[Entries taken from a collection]

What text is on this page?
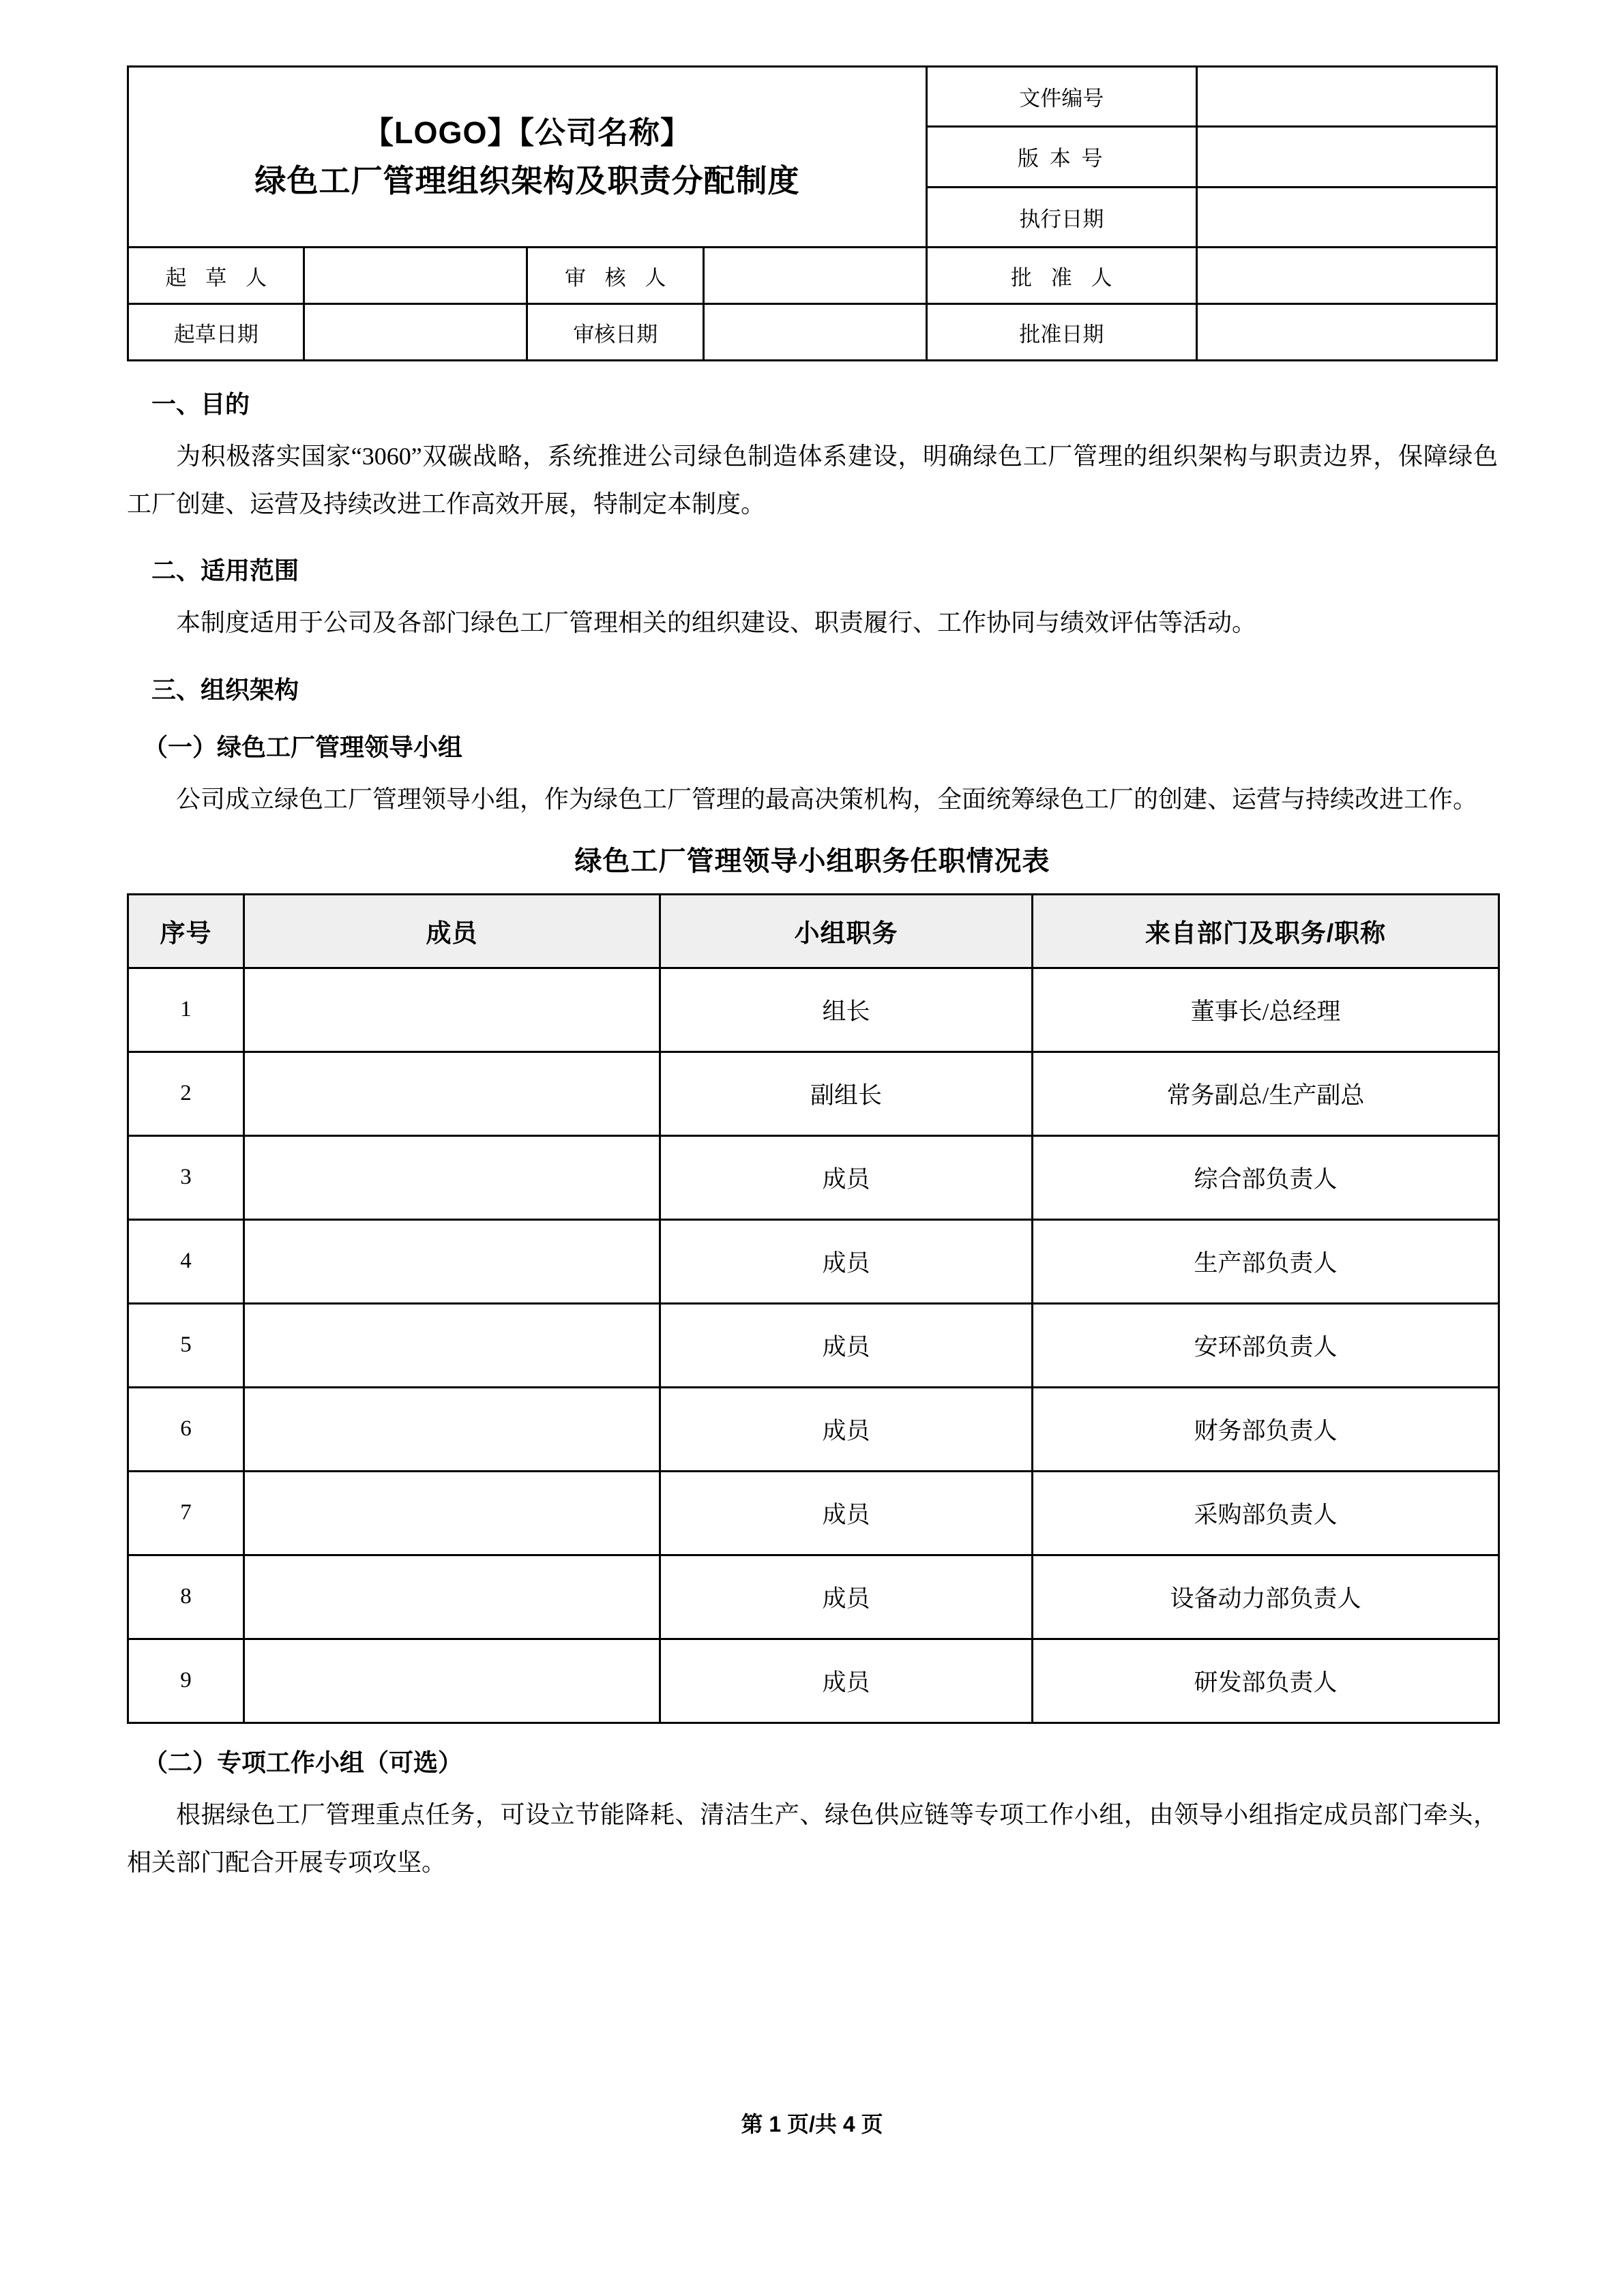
【LOGO】【公司名称】
绿色工厂管理组织架构及职责分配制度				文件编号	
				版 本 号	
				执行日期	
起 草 人		审 核 人		批 准 人	
起草日期		审核日期		批准日期	
一、目的
为积极落实国家“3060”双碳战略，系统推进公司绿色制造体系建设，明确绿色工厂管理的组织架构与职责边界，保障绿色工厂创建、运营及持续改进工作高效开展，特制定本制度。
二、适用范围
本制度适用于公司及各部门绿色工厂管理相关的组织建设、职责履行、工作协同与绩效评估等活动。
三、组织架构
（一）绿色工厂管理领导小组
公司成立绿色工厂管理领导小组，作为绿色工厂管理的最高决策机构，全面统筹绿色工厂的创建、运营与持续改进工作。
绿色工厂管理领导小组职务任职情况表
序号	成员	小组职务	来自部门及职务/职称
1		组长	董事长/总经理
2		副组长	常务副总/生产副总
3		成员	综合部负责人
4		成员	生产部负责人
5		成员	安环部负责人
6		成员	财务部负责人
7		成员	采购部负责人
8		成员	设备动力部负责人
9		成员	研发部负责人
（二）专项工作小组（可选）
根据绿色工厂管理重点任务，可设立节能降耗、清洁生产、绿色供应链等专项工作小组，由领导小组指定成员部门牵头，相关部门配合开展专项攻坚。
第 1 页/共 4 页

◆ What the task requires: Output the records above exactly; leave out the pictures.

◆ Written answer:
What text is on this page?
【LOGO】【公司名称】
绿色工厂管理组织架构及职责分配制度				文件编号	
				版 本 号	
				执行日期	
起 草 人		审 核 人		批 准 人	
起草日期		审核日期		批准日期	
一、目的
为积极落实国家“3060”双碳战略，系统推进公司绿色制造体系建设，明确绿色工厂管理的组织架构与职责边界，保障绿色工厂创建、运营及持续改进工作高效开展，特制定本制度。
二、适用范围
本制度适用于公司及各部门绿色工厂管理相关的组织建设、职责履行、工作协同与绩效评估等活动。
三、组织架构
（一）绿色工厂管理领导小组
公司成立绿色工厂管理领导小组，作为绿色工厂管理的最高决策机构，全面统筹绿色工厂的创建、运营与持续改进工作。
绿色工厂管理领导小组职务任职情况表
序号	成员	小组职务	来自部门及职务/职称
1		组长	董事长/总经理
2		副组长	常务副总/生产副总
3		成员	综合部负责人
4		成员	生产部负责人
5		成员	安环部负责人
6		成员	财务部负责人
7		成员	采购部负责人
8		成员	设备动力部负责人
9		成员	研发部负责人
（二）专项工作小组（可选）
根据绿色工厂管理重点任务，可设立节能降耗、清洁生产、绿色供应链等专项工作小组，由领导小组指定成员部门牵头，相关部门配合开展专项攻坚。
第 1 页/共 4 页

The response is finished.